Task requirements => Before the records, output as a Markdown table with columns Row and Line the lines starting with the line containing "value-cell: 151 <box>326 402 357 417</box>" and going on through the line containing "column-header: URB <box>357 312 388 327</box>", one row per line, leaving out blank lines.

-- Begin Information given --

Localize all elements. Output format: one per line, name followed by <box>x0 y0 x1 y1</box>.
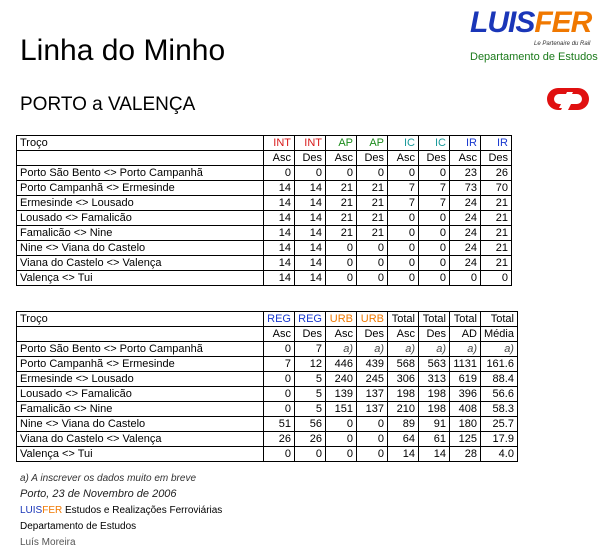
value-cell: 151 <box>326 402 357 417</box>
value-cell: 21 <box>481 241 512 256</box>
segment-name: Porto São Bento <> Porto Campanhã <box>17 166 264 181</box>
value-cell: 5 <box>295 387 326 402</box>
value-cell: 21 <box>357 196 388 211</box>
value-cell: 0 <box>326 241 357 256</box>
value-cell: 64 <box>388 432 419 447</box>
value-cell: 28 <box>450 447 481 462</box>
column-header: AP <box>326 136 357 151</box>
column-header: URB <box>357 312 388 327</box>
value-cell: 0 <box>388 211 419 226</box>
value-cell: 0 <box>326 432 357 447</box>
table-row <box>17 226 512 241</box>
value-cell: 14 <box>419 447 450 462</box>
value-cell: 7 <box>264 357 295 372</box>
value-cell: 7 <box>419 181 450 196</box>
value-cell: 21 <box>481 256 512 271</box>
value-cell: 0 <box>419 166 450 181</box>
column-subheader: Média <box>481 327 518 342</box>
trains-table-2 <box>16 311 518 462</box>
value-cell: a) <box>419 342 450 357</box>
column-header: Total <box>450 312 481 327</box>
column-header: Total <box>388 312 419 327</box>
value-cell: 161.6 <box>481 357 518 372</box>
table-row <box>17 271 512 286</box>
value-cell: 0 <box>264 166 295 181</box>
value-cell: 0 <box>264 342 295 357</box>
page-subtitle: PORTO a VALENÇA <box>20 94 196 115</box>
value-cell: 5 <box>295 372 326 387</box>
value-cell: 0 <box>357 271 388 286</box>
value-cell: 0 <box>326 166 357 181</box>
value-cell: a) <box>357 342 388 357</box>
value-cell: 21 <box>326 211 357 226</box>
table-row <box>17 357 518 372</box>
value-cell: 7 <box>295 342 326 357</box>
org-part1: LUIS <box>20 505 43 516</box>
column-subheader: Asc <box>450 151 481 166</box>
value-cell: 26 <box>264 432 295 447</box>
value-cell: 12 <box>295 357 326 372</box>
value-cell: a) <box>450 342 481 357</box>
value-cell: 7 <box>388 196 419 211</box>
column-header: IC <box>419 136 450 151</box>
value-cell: 21 <box>326 181 357 196</box>
column-header: INT <box>264 136 295 151</box>
value-cell: 51 <box>264 417 295 432</box>
column-subheader: AD <box>450 327 481 342</box>
value-cell: a) <box>388 342 419 357</box>
value-cell: 0 <box>388 241 419 256</box>
value-cell: 14 <box>264 211 295 226</box>
organization <box>20 505 222 516</box>
table-row <box>17 211 512 226</box>
value-cell: 0 <box>264 447 295 462</box>
column-subheader: Des <box>419 327 450 342</box>
date: Porto, 23 de Novembro de 2006 <box>20 488 177 500</box>
value-cell: 24 <box>450 211 481 226</box>
value-cell: 14 <box>295 226 326 241</box>
segment-name: Ermesinde <> Lousado <box>17 372 264 387</box>
value-cell: 21 <box>326 196 357 211</box>
column-header: Total <box>481 312 518 327</box>
column-subheader: Des <box>419 151 450 166</box>
segment-name: Nine <> Viana do Castelo <box>17 241 264 256</box>
value-cell: 198 <box>419 402 450 417</box>
segment-name: Nine <> Viana do Castelo <box>17 417 264 432</box>
value-cell: 25.7 <box>481 417 518 432</box>
value-cell: 0 <box>357 432 388 447</box>
value-cell: 21 <box>481 226 512 241</box>
value-cell: 4.0 <box>481 447 518 462</box>
value-cell: 17.9 <box>481 432 518 447</box>
value-cell: 619 <box>450 372 481 387</box>
value-cell: 21 <box>326 226 357 241</box>
value-cell: 240 <box>326 372 357 387</box>
value-cell: 0 <box>357 166 388 181</box>
segment-name: Porto Campanhã <> Ermesinde <box>17 181 264 196</box>
column-subheader: Des <box>357 151 388 166</box>
footnote: a) A inscrever os dados muito em breve <box>20 473 197 484</box>
value-cell: 0 <box>419 226 450 241</box>
value-cell: 0 <box>388 271 419 286</box>
value-cell: 0 <box>326 417 357 432</box>
page-title: Linha do Minho <box>20 34 226 67</box>
table-row <box>17 241 512 256</box>
department: Departamento de Estudos <box>20 521 137 532</box>
value-cell: 88.4 <box>481 372 518 387</box>
value-cell: 24 <box>450 256 481 271</box>
table-row <box>17 372 518 387</box>
value-cell: 0 <box>388 256 419 271</box>
value-cell: 0 <box>419 211 450 226</box>
value-cell: 14 <box>388 447 419 462</box>
value-cell: 313 <box>419 372 450 387</box>
logo-part1: LUIS <box>470 6 535 39</box>
column-subheader: Des <box>357 327 388 342</box>
value-cell: 0 <box>388 226 419 241</box>
value-cell: 0 <box>388 166 419 181</box>
subheader-row <box>17 151 512 166</box>
table-row <box>17 196 512 211</box>
value-cell: 21 <box>357 211 388 226</box>
segment-name: Famalicão <> Nine <box>17 226 264 241</box>
value-cell: 14 <box>295 211 326 226</box>
column-header: IR <box>481 136 512 151</box>
column-header: URB <box>326 312 357 327</box>
value-cell: 0 <box>419 241 450 256</box>
column-header: IR <box>450 136 481 151</box>
value-cell: 568 <box>388 357 419 372</box>
value-cell: 125 <box>450 432 481 447</box>
segment-name: Valença <> Tui <box>17 447 264 462</box>
value-cell: 70 <box>481 181 512 196</box>
table-row <box>17 432 518 447</box>
value-cell: 5 <box>295 402 326 417</box>
value-cell: 210 <box>388 402 419 417</box>
table-row <box>17 387 518 402</box>
value-cell: 21 <box>357 181 388 196</box>
value-cell: 439 <box>357 357 388 372</box>
value-cell: 14 <box>295 241 326 256</box>
value-cell: 563 <box>419 357 450 372</box>
column-subheader: Des <box>295 327 326 342</box>
value-cell: a) <box>326 342 357 357</box>
value-cell: 7 <box>419 196 450 211</box>
segment-header: Troço <box>17 312 264 327</box>
luisfer-logo <box>470 6 600 63</box>
segment-subheader-blank <box>17 327 264 342</box>
column-header: Total <box>419 312 450 327</box>
value-cell: 56 <box>295 417 326 432</box>
segment-header: Troço <box>17 136 264 151</box>
column-header: INT <box>295 136 326 151</box>
value-cell: 24 <box>450 196 481 211</box>
header-row <box>17 136 512 151</box>
column-subheader: Asc <box>388 151 419 166</box>
value-cell: 306 <box>388 372 419 387</box>
value-cell: 14 <box>295 256 326 271</box>
value-cell: 14 <box>295 271 326 286</box>
value-cell: 21 <box>357 226 388 241</box>
value-cell: 26 <box>295 432 326 447</box>
value-cell: 198 <box>419 387 450 402</box>
value-cell: 89 <box>388 417 419 432</box>
value-cell: 198 <box>388 387 419 402</box>
value-cell: 14 <box>295 196 326 211</box>
segment-subheader-blank <box>17 151 264 166</box>
column-subheader: Asc <box>264 327 295 342</box>
segment-name: Viana do Castelo <> Valença <box>17 256 264 271</box>
author: Luís Moreira <box>20 537 76 548</box>
value-cell: 446 <box>326 357 357 372</box>
column-header: AP <box>357 136 388 151</box>
table-row <box>17 181 512 196</box>
value-cell: 0 <box>326 256 357 271</box>
segment-name: Ermesinde <> Lousado <box>17 196 264 211</box>
segment-name: Famalicão <> Nine <box>17 402 264 417</box>
header-row <box>17 312 518 327</box>
value-cell: a) <box>481 342 518 357</box>
value-cell: 14 <box>264 196 295 211</box>
value-cell: 0 <box>419 271 450 286</box>
org-part2: FER <box>42 505 63 516</box>
table-row <box>17 447 518 462</box>
value-cell: 14 <box>264 241 295 256</box>
value-cell: 0 <box>295 166 326 181</box>
value-cell: 139 <box>326 387 357 402</box>
table-row <box>17 417 518 432</box>
segment-name: Porto São Bento <> Porto Campanhã <box>17 342 264 357</box>
value-cell: 0 <box>357 241 388 256</box>
segment-name: Lousado <> Famalicão <box>17 387 264 402</box>
column-subheader: Des <box>481 151 512 166</box>
value-cell: 24 <box>450 226 481 241</box>
value-cell: 0 <box>357 417 388 432</box>
value-cell: 21 <box>481 196 512 211</box>
table-row <box>17 342 518 357</box>
value-cell: 396 <box>450 387 481 402</box>
segment-name: Lousado <> Famalicão <box>17 211 264 226</box>
value-cell: 91 <box>419 417 450 432</box>
column-header: REG <box>264 312 295 327</box>
value-cell: 0 <box>481 271 512 286</box>
value-cell: 23 <box>450 166 481 181</box>
value-cell: 0 <box>326 447 357 462</box>
column-subheader: Asc <box>326 151 357 166</box>
table-row <box>17 166 512 181</box>
value-cell: 0 <box>357 256 388 271</box>
value-cell: 0 <box>264 372 295 387</box>
value-cell: 14 <box>264 256 295 271</box>
value-cell: 73 <box>450 181 481 196</box>
logo-part2: FER <box>534 6 592 39</box>
value-cell: 26 <box>481 166 512 181</box>
value-cell: 0 <box>450 271 481 286</box>
value-cell: 0 <box>326 271 357 286</box>
org-rest: Estudos e Realizações Ferroviárias <box>62 505 223 516</box>
value-cell: 21 <box>481 211 512 226</box>
column-subheader: Des <box>295 151 326 166</box>
column-subheader: Asc <box>326 327 357 342</box>
value-cell: 180 <box>450 417 481 432</box>
value-cell: 61 <box>419 432 450 447</box>
value-cell: 1131 <box>450 357 481 372</box>
value-cell: 14 <box>295 181 326 196</box>
subheader-row <box>17 327 518 342</box>
value-cell: 14 <box>264 226 295 241</box>
value-cell: 137 <box>357 402 388 417</box>
value-cell: 0 <box>264 387 295 402</box>
value-cell: 137 <box>357 387 388 402</box>
column-subheader: Asc <box>264 151 295 166</box>
value-cell: 24 <box>450 241 481 256</box>
logo-department: Departamento de Estudos <box>470 51 598 63</box>
trains-table-1 <box>16 135 512 286</box>
value-cell: 0 <box>264 402 295 417</box>
segment-name: Porto Campanhã <> Ermesinde <box>17 357 264 372</box>
logo-tagline: Le Partenaire du Rail <box>534 41 591 47</box>
column-header: REG <box>295 312 326 327</box>
column-subheader: Asc <box>388 327 419 342</box>
value-cell: 245 <box>357 372 388 387</box>
value-cell: 7 <box>388 181 419 196</box>
value-cell: 14 <box>264 271 295 286</box>
cp-logo-icon <box>544 84 592 114</box>
segment-name: Valença <> Tui <box>17 271 264 286</box>
segment-name: Viana do Castelo <> Valença <box>17 432 264 447</box>
column-header: IC <box>388 136 419 151</box>
value-cell: 0 <box>357 447 388 462</box>
value-cell: 58.3 <box>481 402 518 417</box>
value-cell: 0 <box>419 256 450 271</box>
value-cell: 408 <box>450 402 481 417</box>
value-cell: 14 <box>264 181 295 196</box>
value-cell: 56.6 <box>481 387 518 402</box>
table-row <box>17 402 518 417</box>
table-row <box>17 256 512 271</box>
value-cell: 0 <box>295 447 326 462</box>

-- End Information given --

Exercise answer =>
| Row | Line |
|---|---|
| 1 | value-cell: 151 <box>326 402 357 417</box> |
| 2 | value-cell: 21 <box>481 241 512 256</box> |
| 3 | segment-name: Porto São Bento <> Porto Campanhã <box>17 166 264 181</box> |
| 4 | value-cell: 5 <box>295 387 326 402</box> |
| 5 | value-cell: 21 <box>357 196 388 211</box> |
| 6 | value-cell: 0 <box>326 241 357 256</box> |
| 7 | value-cell: 64 <box>388 432 419 447</box> |
| 8 | value-cell: 28 <box>450 447 481 462</box> |
| 9 | column-header: AP <box>326 136 357 151</box> |
| 10 | column-header: URB <box>357 312 388 327</box> |